Records from a collection of figures
━━━━━━━━

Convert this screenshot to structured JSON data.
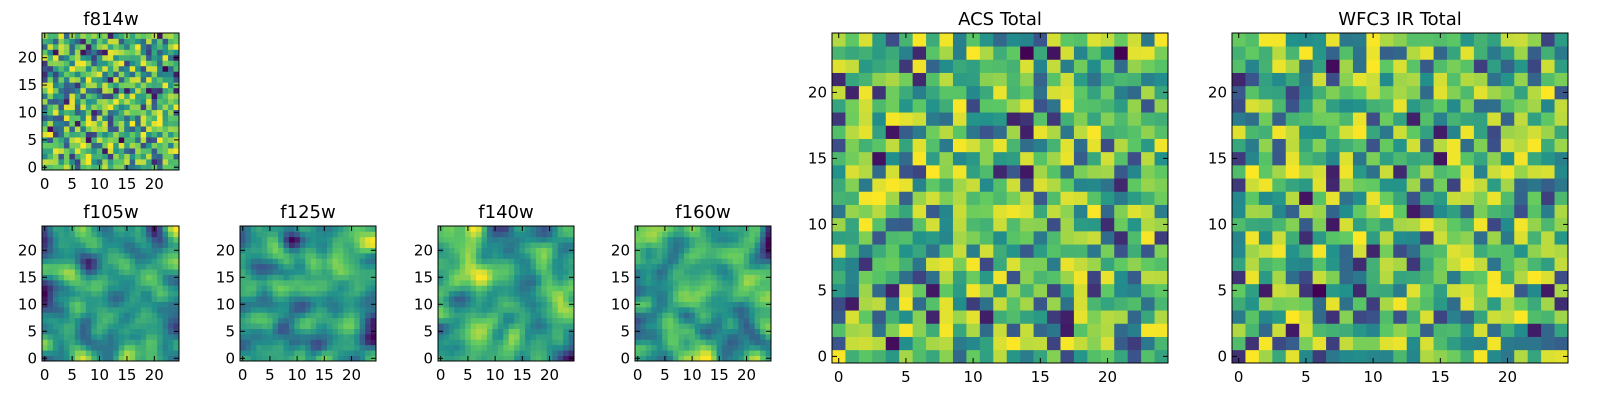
{
  "chart_data": [
    {
      "type": "heatmap",
      "title": "f814w",
      "xticks": [
        "0",
        "5",
        "10",
        "15",
        "20"
      ],
      "yticks": [
        "0",
        "5",
        "10",
        "15",
        "20"
      ],
      "grid_size": 25,
      "noise_seed": 11,
      "smooth": 0,
      "xlim": [
        -0.5,
        24.5
      ],
      "ylim": [
        -0.5,
        24.5
      ]
    },
    {
      "type": "heatmap",
      "title": "f105w",
      "xticks": [
        "0",
        "5",
        "10",
        "15",
        "20"
      ],
      "yticks": [
        "0",
        "5",
        "10",
        "15",
        "20"
      ],
      "grid_size": 25,
      "noise_seed": 23,
      "smooth": 2,
      "xlim": [
        -0.5,
        24.5
      ],
      "ylim": [
        -0.5,
        24.5
      ]
    },
    {
      "type": "heatmap",
      "title": "f125w",
      "xticks": [
        "0",
        "5",
        "10",
        "15",
        "20"
      ],
      "yticks": [
        "0",
        "5",
        "10",
        "15",
        "20"
      ],
      "grid_size": 25,
      "noise_seed": 37,
      "smooth": 2,
      "xlim": [
        -0.5,
        24.5
      ],
      "ylim": [
        -0.5,
        24.5
      ]
    },
    {
      "type": "heatmap",
      "title": "f140w",
      "xticks": [
        "0",
        "5",
        "10",
        "15",
        "20"
      ],
      "yticks": [
        "0",
        "5",
        "10",
        "15",
        "20"
      ],
      "grid_size": 25,
      "noise_seed": 41,
      "smooth": 2,
      "xlim": [
        -0.5,
        24.5
      ],
      "ylim": [
        -0.5,
        24.5
      ]
    },
    {
      "type": "heatmap",
      "title": "f160w",
      "xticks": [
        "0",
        "5",
        "10",
        "15",
        "20"
      ],
      "yticks": [
        "0",
        "5",
        "10",
        "15",
        "20"
      ],
      "grid_size": 25,
      "noise_seed": 53,
      "smooth": 2,
      "xlim": [
        -0.5,
        24.5
      ],
      "ylim": [
        -0.5,
        24.5
      ]
    },
    {
      "type": "heatmap",
      "title": "ACS Total",
      "xticks": [
        "0",
        "5",
        "10",
        "15",
        "20"
      ],
      "yticks": [
        "0",
        "5",
        "10",
        "15",
        "20"
      ],
      "grid_size": 25,
      "noise_seed": 67,
      "smooth": 0,
      "xlim": [
        -0.5,
        24.5
      ],
      "ylim": [
        -0.5,
        24.5
      ]
    },
    {
      "type": "heatmap",
      "title": "WFC3 IR Total",
      "xticks": [
        "0",
        "5",
        "10",
        "15",
        "20"
      ],
      "yticks": [
        "0",
        "5",
        "10",
        "15",
        "20"
      ],
      "grid_size": 25,
      "noise_seed": 79,
      "smooth": 0,
      "xlim": [
        -0.5,
        24.5
      ],
      "ylim": [
        -0.5,
        24.5
      ]
    }
  ],
  "colormap": {
    "name": "viridis",
    "stops": [
      "#440154",
      "#3b528b",
      "#21918c",
      "#5ec962",
      "#fde725"
    ]
  }
}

━━━━━━━━

● What you will do
Every line above should be returned word for word, with the pictures left behind.

● Task solution
Convert this screenshot to structured JSON data.
{
  "chart_data": [
    {
      "type": "heatmap",
      "title": "f814w",
      "xticks": [
        "0",
        "5",
        "10",
        "15",
        "20"
      ],
      "yticks": [
        "0",
        "5",
        "10",
        "15",
        "20"
      ],
      "grid_size": 25,
      "noise_seed": 11,
      "smooth": 0,
      "xlim": [
        -0.5,
        24.5
      ],
      "ylim": [
        -0.5,
        24.5
      ]
    },
    {
      "type": "heatmap",
      "title": "f105w",
      "xticks": [
        "0",
        "5",
        "10",
        "15",
        "20"
      ],
      "yticks": [
        "0",
        "5",
        "10",
        "15",
        "20"
      ],
      "grid_size": 25,
      "noise_seed": 23,
      "smooth": 2,
      "xlim": [
        -0.5,
        24.5
      ],
      "ylim": [
        -0.5,
        24.5
      ]
    },
    {
      "type": "heatmap",
      "title": "f125w",
      "xticks": [
        "0",
        "5",
        "10",
        "15",
        "20"
      ],
      "yticks": [
        "0",
        "5",
        "10",
        "15",
        "20"
      ],
      "grid_size": 25,
      "noise_seed": 37,
      "smooth": 2,
      "xlim": [
        -0.5,
        24.5
      ],
      "ylim": [
        -0.5,
        24.5
      ]
    },
    {
      "type": "heatmap",
      "title": "f140w",
      "xticks": [
        "0",
        "5",
        "10",
        "15",
        "20"
      ],
      "yticks": [
        "0",
        "5",
        "10",
        "15",
        "20"
      ],
      "grid_size": 25,
      "noise_seed": 41,
      "smooth": 2,
      "xlim": [
        -0.5,
        24.5
      ],
      "ylim": [
        -0.5,
        24.5
      ]
    },
    {
      "type": "heatmap",
      "title": "f160w",
      "xticks": [
        "0",
        "5",
        "10",
        "15",
        "20"
      ],
      "yticks": [
        "0",
        "5",
        "10",
        "15",
        "20"
      ],
      "grid_size": 25,
      "noise_seed": 53,
      "smooth": 2,
      "xlim": [
        -0.5,
        24.5
      ],
      "ylim": [
        -0.5,
        24.5
      ]
    },
    {
      "type": "heatmap",
      "title": "ACS Total",
      "xticks": [
        "0",
        "5",
        "10",
        "15",
        "20"
      ],
      "yticks": [
        "0",
        "5",
        "10",
        "15",
        "20"
      ],
      "grid_size": 25,
      "noise_seed": 67,
      "smooth": 0,
      "xlim": [
        -0.5,
        24.5
      ],
      "ylim": [
        -0.5,
        24.5
      ]
    },
    {
      "type": "heatmap",
      "title": "WFC3 IR Total",
      "xticks": [
        "0",
        "5",
        "10",
        "15",
        "20"
      ],
      "yticks": [
        "0",
        "5",
        "10",
        "15",
        "20"
      ],
      "grid_size": 25,
      "noise_seed": 79,
      "smooth": 0,
      "xlim": [
        -0.5,
        24.5
      ],
      "ylim": [
        -0.5,
        24.5
      ]
    }
  ],
  "colormap": {
    "name": "viridis",
    "stops": [
      "#440154",
      "#3b528b",
      "#21918c",
      "#5ec962",
      "#fde725"
    ]
  }
}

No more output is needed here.